— DOCUMENT EXCERPT —
Try it out. This is how you can make Mesas, canyons, and other interesting things.
The third tab is Pictures. It allows you to control the pictures you import to modify, or replace, your terrain. We'll be getting to that at the end of the lesson, when we do symmetrical lattices.
Alright. Now for the painting. This is not as much pure fun as editing with the elevation tools, but it gives you a lot more control.
Look in the bottom left corner of the Terrain Canvas. There is a title there that says Brush Behavior. The default is Elevation, so we will start there.
Look at the Paintbrush palette. The circle on the top is the size of the brush you are using. Dragging to the right makes the brush larger, and dragging to the left makes it smaller. Make sure that Visible Brush is enabled in the triangle at the top right corner of the Terrain Canvas, and drag that control.
You will see a circle in the middle of the canvas grow smaller and larger. That is the actual size of the brush. As you can tell, you can paint tiny details, or you can cover most of the canvas in a single swath, depending on the size you make your brush.
Try drawing with a couple of the sizes. Keep an eye on the Preview as you do, to see what it looks like on the actual terrain. (Remember how to return to the terrain you started with? Control/Ctrl - Click on New in the Edit palette. Do that when you have experimented enough with any one size.)
The next circle shows the softness of the brush; how much it blends as you paint. Drag right to make the edges softer, left to make them harder. Experiment a bit with a fairly small brush and various softness/hardness settings, to see how it behaves.
Return the canvas to its original state when you are finished trying it out.
The next circle is the flow of the brush. The more little dots you can see, the more effect the brush has. Few dots (slow flow) applies the effect only gradually, and you will have to go over the same area several times to have the same effect as a high flow brush. But if you want a subtle effect, slow flow is the way to go.

— SUPPLIED MATERIAL —
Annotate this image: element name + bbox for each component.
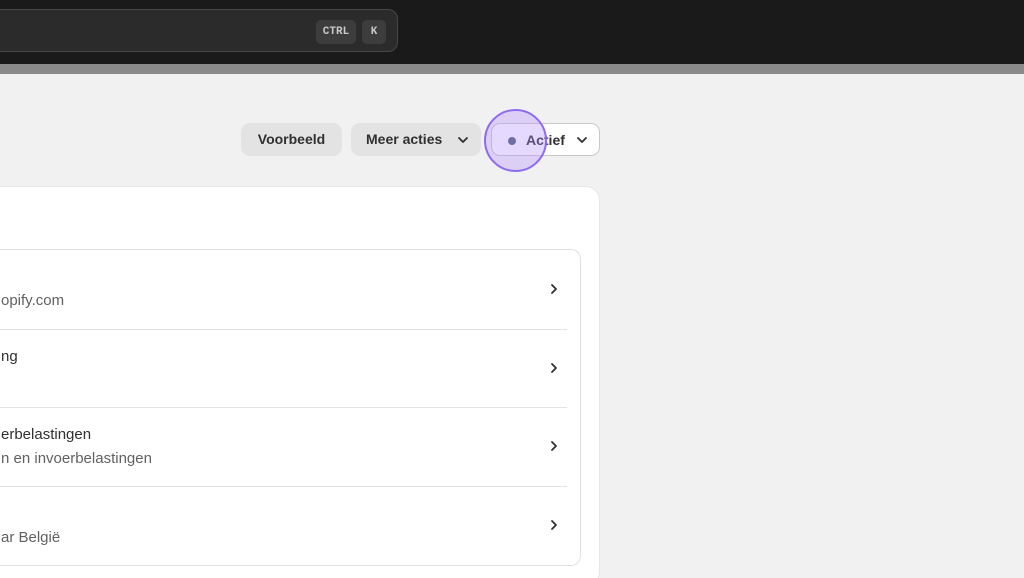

— SET TASK 1 —
List the brush settings that the circles in the Paintbrush palette control, according to the terrain-painting tutorial.
— SET TASK 2 —
According to the terrain-painting tutorial, when should a slow-flow brush be used, and why?
— SET TASK 3 —
Please pick up the terrain-painting tutorial after its last sentence and continue it.

— EXPECTED ANSWER 1 —
Size, softness, and flow.

— EXPECTED ANSWER 2 —
A slow-flow brush should be used when you want a subtle effect. It applies the effect only gradually, so you have to go over the same area several times to match what a high-flow brush does.

— EXPECTED ANSWER 3 —
Click and drag right to increase the flow, left to decrease it. Try it. (Hint; the softer the brush, the more effect flow has on it.)
The slider below that is what actually controls the elevation when you are painting with elevation, like we are doing now. The higher you move the little red dot, the higher the elevation. The lower you place it, the lower.
You can use high elevation to make walls, and low to cut channels. Or you can just retouch the mountain, and give it a double peak, before you use the elevation tools to manipulate it.
You can pick a specific elevation, from any area on your canvas, by holding down the spacebar. The cursor will turn into an eyedropper, which samples the color of the pixels below it, and translates them into elevation, for as long as you hold the spacebar down. Try it, watching the little red dot move up and down as you run the dropper over the picture. Matching elevation becomes important when you want to add things like roads, walls, or waterfalls or to your terrains.
Elevation is only one of the ways you can use the brush. (The controls work exactly the same for all of them, of course.)
There are six different Brush Behaviors under the flippy triangle in the bottom left corner of the Terrain Canvas Tools palette. (If you don't see it, click on the icon in the top right corner of the Terrain Canvas to open the tools, as explained on Page 1.)
You can paint with any effect caused by the Elevation Tools. Change the Brush Behavior to Paint Effect. Click the Elevation tab, if you aren't already there, and use one of the editing tools to do something to your terrain (what doesn't really matter) Now immediately Undo.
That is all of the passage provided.